The problem.
Where the word "xxxx" occurs in a line, return that line.

Supplied data.
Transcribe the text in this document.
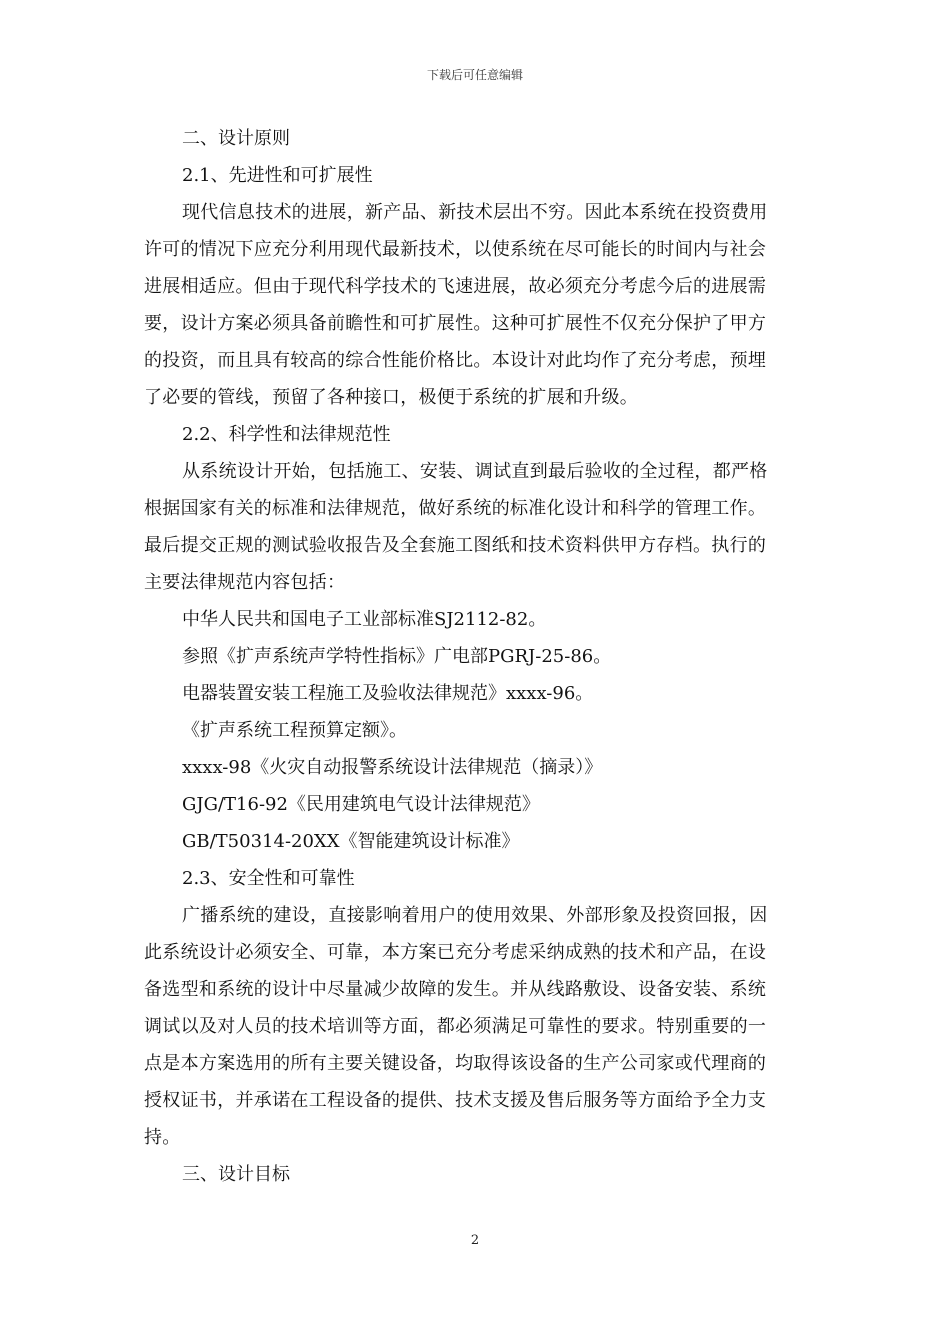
下载后可任意编辑
二、设计原则
2.1、先进性和可扩展性
现代信息技术的进展，新产品、新技术层出不穷。因此本系统在投资费用
许可的情况下应充分利用现代最新技术，以使系统在尽可能长的时间内与社会
进展相适应。但由于现代科学技术的飞速进展，故必须充分考虑今后的进展需
要，设计方案必须具备前瞻性和可扩展性。这种可扩展性不仅充分保护了甲方
的投资，而且具有较高的综合性能价格比。本设计对此均作了充分考虑，预埋
了必要的管线，预留了各种接口，极便于系统的扩展和升级。
2.2、科学性和法律规范性
从系统设计开始，包括施工、安装、调试直到最后验收的全过程，都严格
根据国家有关的标准和法律规范，做好系统的标准化设计和科学的管理工作。
最后提交正规的测试验收报告及全套施工图纸和技术资料供甲方存档。执行的
主要法律规范内容包括：
中华人民共和国电子工业部标准SJ2112-82。
参照《扩声系统声学特性指标》广电部PGRJ-25-86。
电器装置安装工程施工及验收法律规范》xxxx-96。
《扩声系统工程预算定额》。
xxxx-98《火灾自动报警系统设计法律规范（摘录）》
GJG/T16-92《民用建筑电气设计法律规范》
GB/T50314-20XX《智能建筑设计标准》
2.3、安全性和可靠性
广播系统的建设，直接影响着用户的使用效果、外部形象及投资回报，因
此系统设计必须安全、可靠，本方案已充分考虑采纳成熟的技术和产品，在设
备选型和系统的设计中尽量减少故障的发生。并从线路敷设、设备安装、系统
调试以及对人员的技术培训等方面，都必须满足可靠性的要求。特别重要的一
点是本方案选用的所有主要关键设备，均取得该设备的生产公司家或代理商的
授权证书，并承诺在工程设备的提供、技术支援及售后服务等方面给予全力支
持。
三、设计目标
2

The solution.
电器装置安装工程施工及验收法律规范》xxxx-96。
xxxx-98《火灾自动报警系统设计法律规范（摘录）》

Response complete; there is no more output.